Task details -
Beneath this task is a listing; retype all of it exactly.

Dataset entries -
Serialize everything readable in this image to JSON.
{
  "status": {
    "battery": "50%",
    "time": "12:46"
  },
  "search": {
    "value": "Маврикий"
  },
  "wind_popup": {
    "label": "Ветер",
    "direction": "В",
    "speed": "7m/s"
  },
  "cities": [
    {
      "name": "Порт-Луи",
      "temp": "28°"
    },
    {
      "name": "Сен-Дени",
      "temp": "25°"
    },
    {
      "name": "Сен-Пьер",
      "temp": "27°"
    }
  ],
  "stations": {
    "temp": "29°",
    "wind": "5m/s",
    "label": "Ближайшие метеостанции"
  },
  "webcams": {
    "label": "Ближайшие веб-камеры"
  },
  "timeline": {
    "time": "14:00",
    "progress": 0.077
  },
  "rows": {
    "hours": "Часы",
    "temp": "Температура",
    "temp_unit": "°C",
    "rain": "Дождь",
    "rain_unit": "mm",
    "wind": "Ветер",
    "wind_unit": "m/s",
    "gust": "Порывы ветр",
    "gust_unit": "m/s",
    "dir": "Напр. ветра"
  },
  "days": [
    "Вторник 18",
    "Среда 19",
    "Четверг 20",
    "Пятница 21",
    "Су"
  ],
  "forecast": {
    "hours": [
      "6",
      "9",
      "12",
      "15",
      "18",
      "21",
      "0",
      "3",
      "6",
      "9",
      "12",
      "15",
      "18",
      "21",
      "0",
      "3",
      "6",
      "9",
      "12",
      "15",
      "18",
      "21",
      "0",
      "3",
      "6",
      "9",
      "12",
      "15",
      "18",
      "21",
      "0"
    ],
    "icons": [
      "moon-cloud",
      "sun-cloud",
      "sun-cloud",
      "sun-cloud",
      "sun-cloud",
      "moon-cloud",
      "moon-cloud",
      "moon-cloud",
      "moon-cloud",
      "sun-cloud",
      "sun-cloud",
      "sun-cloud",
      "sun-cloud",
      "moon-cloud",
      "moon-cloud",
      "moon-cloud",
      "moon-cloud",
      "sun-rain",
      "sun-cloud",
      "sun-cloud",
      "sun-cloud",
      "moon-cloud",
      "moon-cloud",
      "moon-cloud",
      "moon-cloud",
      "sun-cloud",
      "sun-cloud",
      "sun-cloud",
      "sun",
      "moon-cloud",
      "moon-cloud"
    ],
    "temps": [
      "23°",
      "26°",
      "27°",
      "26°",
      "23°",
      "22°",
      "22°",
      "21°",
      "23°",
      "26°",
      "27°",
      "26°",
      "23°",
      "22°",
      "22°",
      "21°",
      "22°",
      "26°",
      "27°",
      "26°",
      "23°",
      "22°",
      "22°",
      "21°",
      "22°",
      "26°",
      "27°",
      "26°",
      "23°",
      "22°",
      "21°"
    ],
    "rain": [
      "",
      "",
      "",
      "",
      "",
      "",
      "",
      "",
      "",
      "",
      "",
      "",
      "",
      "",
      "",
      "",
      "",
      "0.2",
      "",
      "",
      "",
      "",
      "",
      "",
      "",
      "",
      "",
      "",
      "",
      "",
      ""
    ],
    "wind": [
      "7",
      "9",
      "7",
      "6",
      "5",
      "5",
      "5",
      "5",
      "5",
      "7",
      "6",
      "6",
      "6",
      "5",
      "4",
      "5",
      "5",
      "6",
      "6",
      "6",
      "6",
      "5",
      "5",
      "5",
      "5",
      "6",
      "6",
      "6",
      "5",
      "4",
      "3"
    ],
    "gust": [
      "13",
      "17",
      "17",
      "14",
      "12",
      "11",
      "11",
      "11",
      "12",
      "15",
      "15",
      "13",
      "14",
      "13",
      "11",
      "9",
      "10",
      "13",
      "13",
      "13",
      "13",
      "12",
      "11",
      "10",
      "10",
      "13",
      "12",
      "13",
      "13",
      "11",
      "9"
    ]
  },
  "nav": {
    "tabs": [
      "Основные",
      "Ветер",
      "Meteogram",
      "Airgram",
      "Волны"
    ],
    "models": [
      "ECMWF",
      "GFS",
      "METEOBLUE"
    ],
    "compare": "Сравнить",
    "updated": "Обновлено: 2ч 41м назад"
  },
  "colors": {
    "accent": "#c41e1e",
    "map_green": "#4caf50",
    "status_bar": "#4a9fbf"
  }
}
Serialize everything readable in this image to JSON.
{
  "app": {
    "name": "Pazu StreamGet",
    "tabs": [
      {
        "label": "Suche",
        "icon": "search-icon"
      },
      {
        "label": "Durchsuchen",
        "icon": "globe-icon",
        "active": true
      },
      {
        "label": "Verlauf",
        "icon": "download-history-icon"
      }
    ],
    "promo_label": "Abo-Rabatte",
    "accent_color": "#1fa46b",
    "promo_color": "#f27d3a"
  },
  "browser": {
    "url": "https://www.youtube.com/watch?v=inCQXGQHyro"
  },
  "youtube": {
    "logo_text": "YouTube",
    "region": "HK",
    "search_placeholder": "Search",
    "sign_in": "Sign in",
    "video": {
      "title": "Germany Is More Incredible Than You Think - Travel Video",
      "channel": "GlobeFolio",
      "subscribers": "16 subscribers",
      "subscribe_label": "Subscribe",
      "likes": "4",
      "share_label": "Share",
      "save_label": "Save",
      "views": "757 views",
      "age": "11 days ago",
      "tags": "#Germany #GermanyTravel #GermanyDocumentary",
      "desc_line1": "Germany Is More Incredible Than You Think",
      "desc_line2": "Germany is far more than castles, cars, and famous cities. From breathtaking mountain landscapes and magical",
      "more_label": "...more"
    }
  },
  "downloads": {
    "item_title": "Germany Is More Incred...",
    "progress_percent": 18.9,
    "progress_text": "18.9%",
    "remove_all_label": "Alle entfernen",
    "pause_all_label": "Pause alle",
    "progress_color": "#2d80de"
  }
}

Solution to this problem -
Serialize everything readable in this image to JSON.
{
  "status": {
    "battery": "50%",
    "time": "12:46"
  },
  "search": {
    "value": "Маврикий"
  },
  "wind_popup": {
    "label": "Ветер",
    "direction": "В",
    "speed": "7m/s"
  },
  "cities": [
    {
      "name": "Порт-Луи",
      "temp": "28°"
    },
    {
      "name": "Сен-Дени",
      "temp": "25°"
    },
    {
      "name": "Сен-Пьер",
      "temp": "27°"
    }
  ],
  "stations": {
    "temp": "29°",
    "wind": "5m/s",
    "label": "Ближайшие метеостанции"
  },
  "webcams": {
    "label": "Ближайшие веб-камеры"
  },
  "timeline": {
    "time": "14:00",
    "progress": 0.077
  },
  "rows": {
    "hours": "Часы",
    "temp": "Температура",
    "temp_unit": "°C",
    "rain": "Дождь",
    "rain_unit": "mm",
    "wind": "Ветер",
    "wind_unit": "m/s",
    "gust": "Порывы ветр",
    "gust_unit": "m/s",
    "dir": "Напр. ветра"
  },
  "days": [
    "Вторник 18",
    "Среда 19",
    "Четверг 20",
    "Пятница 21",
    "Су"
  ],
  "forecast": {
    "hours": [
      "6",
      "9",
      "12",
      "15",
      "18",
      "21",
      "0",
      "3",
      "6",
      "9",
      "12",
      "15",
      "18",
      "21",
      "0",
      "3",
      "6",
      "9",
      "12",
      "15",
      "18",
      "21",
      "0",
      "3",
      "6",
      "9",
      "12",
      "15",
      "18",
      "21",
      "0"
    ],
    "icons": [
      "moon-cloud",
      "sun-cloud",
      "sun-cloud",
      "sun-cloud",
      "sun-cloud",
      "moon-cloud",
      "moon-cloud",
      "moon-cloud",
      "moon-cloud",
      "sun-cloud",
      "sun-cloud",
      "sun-cloud",
      "sun-cloud",
      "moon-cloud",
      "moon-cloud",
      "moon-cloud",
      "moon-cloud",
      "sun-rain",
      "sun-cloud",
      "sun-cloud",
      "sun-cloud",
      "moon-cloud",
      "moon-cloud",
      "moon-cloud",
      "moon-cloud",
      "sun-cloud",
      "sun-cloud",
      "sun-cloud",
      "sun",
      "moon-cloud",
      "moon-cloud"
    ],
    "temps": [
      "23°",
      "26°",
      "27°",
      "26°",
      "23°",
      "22°",
      "22°",
      "21°",
      "23°",
      "26°",
      "27°",
      "26°",
      "23°",
      "22°",
      "22°",
      "21°",
      "22°",
      "26°",
      "27°",
      "26°",
      "23°",
      "22°",
      "22°",
      "21°",
      "22°",
      "26°",
      "27°",
      "26°",
      "23°",
      "22°",
      "21°"
    ],
    "rain": [
      "",
      "",
      "",
      "",
      "",
      "",
      "",
      "",
      "",
      "",
      "",
      "",
      "",
      "",
      "",
      "",
      "",
      "0.2",
      "",
      "",
      "",
      "",
      "",
      "",
      "",
      "",
      "",
      "",
      "",
      "",
      ""
    ],
    "wind": [
      "7",
      "9",
      "7",
      "6",
      "5",
      "5",
      "5",
      "5",
      "5",
      "7",
      "6",
      "6",
      "6",
      "5",
      "4",
      "5",
      "5",
      "6",
      "6",
      "6",
      "6",
      "5",
      "5",
      "5",
      "5",
      "6",
      "6",
      "6",
      "5",
      "4",
      "3"
    ],
    "gust": [
      "13",
      "17",
      "17",
      "14",
      "12",
      "11",
      "11",
      "11",
      "12",
      "15",
      "15",
      "13",
      "14",
      "13",
      "11",
      "9",
      "10",
      "13",
      "13",
      "13",
      "13",
      "12",
      "11",
      "10",
      "10",
      "13",
      "12",
      "13",
      "13",
      "11",
      "9"
    ]
  },
  "nav": {
    "tabs": [
      "Основные",
      "Ветер",
      "Meteogram",
      "Airgram",
      "Волны"
    ],
    "models": [
      "ECMWF",
      "GFS",
      "METEOBLUE"
    ],
    "compare": "Сравнить",
    "updated": "Обновлено: 2ч 41м назад"
  },
  "colors": {
    "accent": "#c41e1e",
    "map_green": "#4caf50",
    "status_bar": "#4a9fbf"
  }
}
Serialize everything readable in this image to JSON.
{
  "app": {
    "name": "Pazu StreamGet",
    "tabs": [
      {
        "label": "Suche",
        "icon": "search-icon"
      },
      {
        "label": "Durchsuchen",
        "icon": "globe-icon",
        "active": true
      },
      {
        "label": "Verlauf",
        "icon": "download-history-icon"
      }
    ],
    "promo_label": "Abo-Rabatte",
    "accent_color": "#1fa46b",
    "promo_color": "#f27d3a"
  },
  "browser": {
    "url": "https://www.youtube.com/watch?v=inCQXGQHyro"
  },
  "youtube": {
    "logo_text": "YouTube",
    "region": "HK",
    "search_placeholder": "Search",
    "sign_in": "Sign in",
    "video": {
      "title": "Germany Is More Incredible Than You Think - Travel Video",
      "channel": "GlobeFolio",
      "subscribers": "16 subscribers",
      "subscribe_label": "Subscribe",
      "likes": "4",
      "share_label": "Share",
      "save_label": "Save",
      "views": "757 views",
      "age": "11 days ago",
      "tags": "#Germany #GermanyTravel #GermanyDocumentary",
      "desc_line1": "Germany Is More Incredible Than You Think",
      "desc_line2": "Germany is far more than castles, cars, and famous cities. From breathtaking mountain landscapes and magical",
      "more_label": "...more"
    }
  },
  "downloads": {
    "item_title": "Germany Is More Incred...",
    "progress_percent": 18.9,
    "progress_text": "18.9%",
    "remove_all_label": "Alle entfernen",
    "pause_all_label": "Pause alle",
    "progress_color": "#2d80de"
  }
}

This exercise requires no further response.